DIRECTIONS:
1. In the UK and Ireland travel entry, roughly when was Castlerigg Stone Circle raised?
2. Extend the UK and Ireland travel entry past its last sentence about Penrith Castle, keeping its voice and tense.

SOURCE EXCERPT:
------------

UK & Ireland, Day 5: Rebooked at the Scottish Borders

Sunday, 5/29/16

Since that highway travel stop was right across the parking lot from our hotel, we stopped in for some Starbucks for brekkie. I had a Banana Caramel Frappuccino, and Francisco had the Cookie Dough.
Starbucks Banana Caramel Cookie Dough
We began our day with a quick stop at Castlerigg Stone Circle.
Castlerigg Stone Circle
This is noted as being "the most atmospheric and dramatically sited of all British stone circles, with panoramic views and the mountains of Helvellyn and High Seat as a backdrop. It is also among the earliest British circles, raised in about 3000 BC."
We drove on to Penrith Castle, a now-ruined medieval castle in the northwest of England.

------------

RECORDS:
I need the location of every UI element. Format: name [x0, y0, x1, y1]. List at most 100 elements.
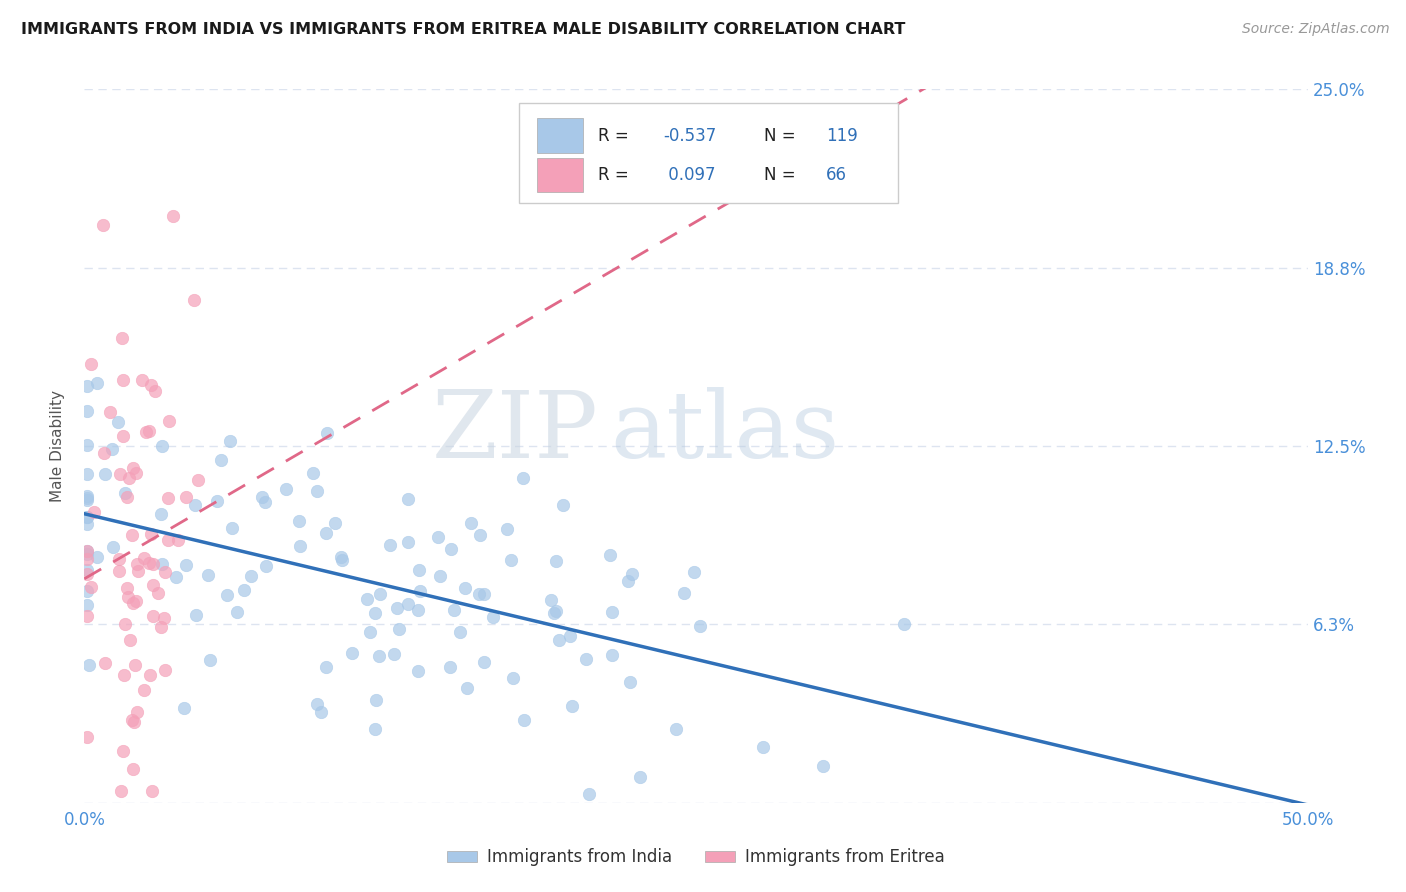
- Point: [139, 668, 162, 682]
- Point: [368, 587, 391, 601]
- Point: [315, 660, 337, 674]
- Point: [79, 657, 101, 672]
- Point: [162, 210, 184, 224]
- Point: [408, 563, 430, 577]
- Point: [600, 605, 623, 619]
- Point: [546, 604, 568, 618]
- Point: [153, 611, 176, 625]
- Point: [118, 633, 141, 648]
- Point: [329, 550, 352, 565]
- Point: [443, 603, 465, 617]
- Point: [440, 541, 463, 556]
- Point: [219, 434, 242, 448]
- Point: [307, 697, 329, 711]
- Point: [305, 484, 328, 499]
- Point: [112, 429, 135, 443]
- Point: [76, 510, 98, 524]
- Point: [122, 461, 145, 475]
- Point: [121, 528, 143, 542]
- Point: [76, 584, 98, 599]
- Point: [544, 554, 567, 568]
- Point: [233, 583, 256, 598]
- Point: [481, 609, 503, 624]
- Point: [142, 557, 165, 571]
- Point: [142, 609, 165, 624]
- Point: [628, 770, 651, 784]
- Point: [502, 671, 524, 685]
- Point: [76, 567, 98, 582]
- Point: [184, 499, 207, 513]
- Text: 66: 66: [825, 166, 846, 184]
- Text: 119: 119: [825, 127, 858, 145]
- Point: [127, 564, 149, 578]
- Point: [396, 597, 419, 611]
- Point: [94, 467, 117, 481]
- Point: [499, 553, 522, 567]
- Point: [396, 534, 419, 549]
- Point: [134, 551, 156, 566]
- Point: [117, 591, 139, 605]
- Text: R =: R =: [598, 127, 634, 145]
- Text: -0.537: -0.537: [664, 127, 716, 145]
- Point: [363, 723, 385, 737]
- Point: [543, 606, 565, 620]
- Point: [449, 625, 471, 640]
- Point: [225, 606, 247, 620]
- Point: [187, 473, 209, 487]
- Point: [380, 538, 402, 552]
- Point: [76, 551, 98, 566]
- Point: [101, 442, 124, 456]
- Point: [513, 713, 536, 727]
- Point: [665, 722, 688, 736]
- Point: [150, 508, 173, 522]
- Point: [127, 705, 149, 719]
- Point: [359, 625, 381, 640]
- Point: [124, 657, 146, 672]
- Point: [673, 586, 696, 600]
- Point: [108, 565, 131, 579]
- Text: N =: N =: [765, 166, 801, 184]
- Point: [396, 492, 419, 507]
- Point: [108, 551, 131, 566]
- Point: [142, 578, 165, 592]
- Point: [311, 705, 333, 719]
- Point: [426, 530, 449, 544]
- Point: [456, 681, 478, 695]
- Point: [83, 506, 105, 520]
- Point: [76, 438, 98, 452]
- Bar: [537, 119, 583, 153]
- Point: [138, 557, 160, 571]
- Point: [388, 622, 411, 636]
- Point: [186, 608, 208, 623]
- Point: [76, 492, 98, 507]
- Point: [330, 553, 353, 567]
- Point: [122, 714, 145, 729]
- Point: [76, 544, 98, 558]
- Point: [121, 713, 143, 727]
- Point: [125, 467, 148, 481]
- Point: [893, 617, 915, 632]
- Point: [141, 784, 163, 798]
- Point: [122, 596, 145, 610]
- Point: [112, 668, 135, 682]
- Point: [408, 583, 430, 598]
- Point: [110, 331, 132, 345]
- Point: [86, 376, 108, 391]
- Point: [215, 588, 238, 602]
- Point: [301, 466, 323, 480]
- Point: [211, 453, 233, 467]
- Point: [356, 592, 378, 607]
- Point: [512, 471, 534, 485]
- Point: [79, 580, 101, 594]
- Point: [620, 566, 643, 581]
- Point: [252, 490, 274, 504]
- Point: [135, 425, 157, 440]
- Point: [115, 581, 138, 595]
- Point: [143, 384, 166, 398]
- Point: [207, 493, 229, 508]
- Point: [406, 664, 429, 678]
- Point: [125, 557, 148, 571]
- Legend: Immigrants from India, Immigrants from Eritrea: Immigrants from India, Immigrants from E…: [440, 842, 952, 873]
- Point: [575, 651, 598, 665]
- Point: [382, 647, 405, 661]
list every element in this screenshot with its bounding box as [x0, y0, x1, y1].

------------

OUTPUTS:
1. About 3000 BC.

2.
Penrith Castle
Penrith Castle
For lunch, we stopped at the Upfront Gallery & Coffee Shop where we had a really tasty Grilled Ciabatta with Goats Cheese and Olive Tapenade along with some Orange Marmalade & Poppyseed Cake.
Upfront Gallery & Coffee Shop
We visited Hadrian's Wall, Britain's most impressive and most important Roman monument. It's the best known and best preserved frontier of the Roman Empire. It ran across England from the banks of the River Tyne near the North Sea to the Irish Sea, and a significant portion of the wall still stands.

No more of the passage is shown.